Records.
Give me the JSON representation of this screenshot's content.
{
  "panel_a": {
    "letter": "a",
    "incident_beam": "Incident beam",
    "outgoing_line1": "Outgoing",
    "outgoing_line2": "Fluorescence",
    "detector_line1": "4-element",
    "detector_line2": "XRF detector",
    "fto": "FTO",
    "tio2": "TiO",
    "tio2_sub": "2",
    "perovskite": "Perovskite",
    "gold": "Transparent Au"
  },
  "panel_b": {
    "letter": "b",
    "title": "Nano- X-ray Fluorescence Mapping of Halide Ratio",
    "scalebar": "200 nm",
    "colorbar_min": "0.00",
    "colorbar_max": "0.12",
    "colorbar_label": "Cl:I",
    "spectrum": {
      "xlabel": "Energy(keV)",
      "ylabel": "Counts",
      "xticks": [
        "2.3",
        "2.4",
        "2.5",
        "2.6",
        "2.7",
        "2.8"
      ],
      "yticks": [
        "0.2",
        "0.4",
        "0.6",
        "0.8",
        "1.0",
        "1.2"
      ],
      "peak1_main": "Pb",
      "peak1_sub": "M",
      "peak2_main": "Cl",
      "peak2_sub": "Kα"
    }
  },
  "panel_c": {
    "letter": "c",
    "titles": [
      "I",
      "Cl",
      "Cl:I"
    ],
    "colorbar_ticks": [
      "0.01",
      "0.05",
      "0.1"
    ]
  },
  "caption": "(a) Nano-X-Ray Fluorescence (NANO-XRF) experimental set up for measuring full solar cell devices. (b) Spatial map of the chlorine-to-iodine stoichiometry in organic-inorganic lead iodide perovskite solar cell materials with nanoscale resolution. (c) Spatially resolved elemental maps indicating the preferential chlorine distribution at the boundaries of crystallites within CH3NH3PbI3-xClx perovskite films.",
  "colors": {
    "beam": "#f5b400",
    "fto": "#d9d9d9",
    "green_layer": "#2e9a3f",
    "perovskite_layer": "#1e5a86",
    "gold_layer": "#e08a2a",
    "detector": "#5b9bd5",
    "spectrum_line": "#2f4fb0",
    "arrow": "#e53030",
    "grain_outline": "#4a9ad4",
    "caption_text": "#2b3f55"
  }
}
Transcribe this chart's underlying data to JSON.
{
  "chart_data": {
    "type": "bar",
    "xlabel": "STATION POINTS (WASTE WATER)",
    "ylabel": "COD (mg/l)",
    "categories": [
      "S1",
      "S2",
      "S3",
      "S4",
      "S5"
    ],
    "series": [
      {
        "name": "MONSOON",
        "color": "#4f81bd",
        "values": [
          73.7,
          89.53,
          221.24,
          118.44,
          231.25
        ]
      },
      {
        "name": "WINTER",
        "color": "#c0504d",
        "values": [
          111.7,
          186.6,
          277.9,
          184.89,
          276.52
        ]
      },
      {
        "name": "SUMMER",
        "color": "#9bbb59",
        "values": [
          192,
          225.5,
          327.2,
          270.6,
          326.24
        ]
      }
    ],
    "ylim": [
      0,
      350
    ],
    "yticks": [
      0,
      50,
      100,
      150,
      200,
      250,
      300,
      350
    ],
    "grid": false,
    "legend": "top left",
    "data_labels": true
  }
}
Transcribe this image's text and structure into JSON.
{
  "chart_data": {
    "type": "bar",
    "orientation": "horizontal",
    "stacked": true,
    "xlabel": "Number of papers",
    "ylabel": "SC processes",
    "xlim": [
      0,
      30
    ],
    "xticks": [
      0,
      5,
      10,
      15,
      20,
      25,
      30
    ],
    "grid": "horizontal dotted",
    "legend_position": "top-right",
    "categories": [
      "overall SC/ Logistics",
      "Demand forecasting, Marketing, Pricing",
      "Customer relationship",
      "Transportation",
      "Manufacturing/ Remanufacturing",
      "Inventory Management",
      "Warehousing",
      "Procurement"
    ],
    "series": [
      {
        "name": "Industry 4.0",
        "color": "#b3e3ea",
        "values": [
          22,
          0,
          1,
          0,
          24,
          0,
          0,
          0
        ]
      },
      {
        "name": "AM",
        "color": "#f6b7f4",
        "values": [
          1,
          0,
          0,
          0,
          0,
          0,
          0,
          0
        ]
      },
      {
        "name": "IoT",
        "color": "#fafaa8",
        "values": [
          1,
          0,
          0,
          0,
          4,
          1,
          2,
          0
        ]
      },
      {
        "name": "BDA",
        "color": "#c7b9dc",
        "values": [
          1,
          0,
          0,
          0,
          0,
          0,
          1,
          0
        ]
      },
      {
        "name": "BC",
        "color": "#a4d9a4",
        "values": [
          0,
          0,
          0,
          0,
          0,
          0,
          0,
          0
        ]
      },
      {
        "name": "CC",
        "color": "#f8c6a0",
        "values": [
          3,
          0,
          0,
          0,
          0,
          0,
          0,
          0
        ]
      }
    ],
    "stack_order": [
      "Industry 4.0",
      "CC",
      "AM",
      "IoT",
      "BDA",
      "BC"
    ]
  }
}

Work to complete.
Each entry above is to be set down again in exactly the same words.

Problem solution.
Give me the JSON representation of this screenshot's content.
{
  "panel_a": {
    "letter": "a",
    "incident_beam": "Incident beam",
    "outgoing_line1": "Outgoing",
    "outgoing_line2": "Fluorescence",
    "detector_line1": "4-element",
    "detector_line2": "XRF detector",
    "fto": "FTO",
    "tio2": "TiO",
    "tio2_sub": "2",
    "perovskite": "Perovskite",
    "gold": "Transparent Au"
  },
  "panel_b": {
    "letter": "b",
    "title": "Nano- X-ray Fluorescence Mapping of Halide Ratio",
    "scalebar": "200 nm",
    "colorbar_min": "0.00",
    "colorbar_max": "0.12",
    "colorbar_label": "Cl:I",
    "spectrum": {
      "xlabel": "Energy(keV)",
      "ylabel": "Counts",
      "xticks": [
        "2.3",
        "2.4",
        "2.5",
        "2.6",
        "2.7",
        "2.8"
      ],
      "yticks": [
        "0.2",
        "0.4",
        "0.6",
        "0.8",
        "1.0",
        "1.2"
      ],
      "peak1_main": "Pb",
      "peak1_sub": "M",
      "peak2_main": "Cl",
      "peak2_sub": "Kα"
    }
  },
  "panel_c": {
    "letter": "c",
    "titles": [
      "I",
      "Cl",
      "Cl:I"
    ],
    "colorbar_ticks": [
      "0.01",
      "0.05",
      "0.1"
    ]
  },
  "caption": "(a) Nano-X-Ray Fluorescence (NANO-XRF) experimental set up for measuring full solar cell devices. (b) Spatial map of the chlorine-to-iodine stoichiometry in organic-inorganic lead iodide perovskite solar cell materials with nanoscale resolution. (c) Spatially resolved elemental maps indicating the preferential chlorine distribution at the boundaries of crystallites within CH3NH3PbI3-xClx perovskite films.",
  "colors": {
    "beam": "#f5b400",
    "fto": "#d9d9d9",
    "green_layer": "#2e9a3f",
    "perovskite_layer": "#1e5a86",
    "gold_layer": "#e08a2a",
    "detector": "#5b9bd5",
    "spectrum_line": "#2f4fb0",
    "arrow": "#e53030",
    "grain_outline": "#4a9ad4",
    "caption_text": "#2b3f55"
  }
}
Transcribe this chart's underlying data to JSON.
{
  "chart_data": {
    "type": "bar",
    "xlabel": "STATION POINTS (WASTE WATER)",
    "ylabel": "COD (mg/l)",
    "categories": [
      "S1",
      "S2",
      "S3",
      "S4",
      "S5"
    ],
    "series": [
      {
        "name": "MONSOON",
        "color": "#4f81bd",
        "values": [
          73.7,
          89.53,
          221.24,
          118.44,
          231.25
        ]
      },
      {
        "name": "WINTER",
        "color": "#c0504d",
        "values": [
          111.7,
          186.6,
          277.9,
          184.89,
          276.52
        ]
      },
      {
        "name": "SUMMER",
        "color": "#9bbb59",
        "values": [
          192,
          225.5,
          327.2,
          270.6,
          326.24
        ]
      }
    ],
    "ylim": [
      0,
      350
    ],
    "yticks": [
      0,
      50,
      100,
      150,
      200,
      250,
      300,
      350
    ],
    "grid": false,
    "legend": "top left",
    "data_labels": true
  }
}
Transcribe this image's text and structure into JSON.
{
  "chart_data": {
    "type": "bar",
    "orientation": "horizontal",
    "stacked": true,
    "xlabel": "Number of papers",
    "ylabel": "SC processes",
    "xlim": [
      0,
      30
    ],
    "xticks": [
      0,
      5,
      10,
      15,
      20,
      25,
      30
    ],
    "grid": "horizontal dotted",
    "legend_position": "top-right",
    "categories": [
      "overall SC/ Logistics",
      "Demand forecasting, Marketing, Pricing",
      "Customer relationship",
      "Transportation",
      "Manufacturing/ Remanufacturing",
      "Inventory Management",
      "Warehousing",
      "Procurement"
    ],
    "series": [
      {
        "name": "Industry 4.0",
        "color": "#b3e3ea",
        "values": [
          22,
          0,
          1,
          0,
          24,
          0,
          0,
          0
        ]
      },
      {
        "name": "AM",
        "color": "#f6b7f4",
        "values": [
          1,
          0,
          0,
          0,
          0,
          0,
          0,
          0
        ]
      },
      {
        "name": "IoT",
        "color": "#fafaa8",
        "values": [
          1,
          0,
          0,
          0,
          4,
          1,
          2,
          0
        ]
      },
      {
        "name": "BDA",
        "color": "#c7b9dc",
        "values": [
          1,
          0,
          0,
          0,
          0,
          0,
          1,
          0
        ]
      },
      {
        "name": "BC",
        "color": "#a4d9a4",
        "values": [
          0,
          0,
          0,
          0,
          0,
          0,
          0,
          0
        ]
      },
      {
        "name": "CC",
        "color": "#f8c6a0",
        "values": [
          3,
          0,
          0,
          0,
          0,
          0,
          0,
          0
        ]
      }
    ],
    "stack_order": [
      "Industry 4.0",
      "CC",
      "AM",
      "IoT",
      "BDA",
      "BC"
    ]
  }
}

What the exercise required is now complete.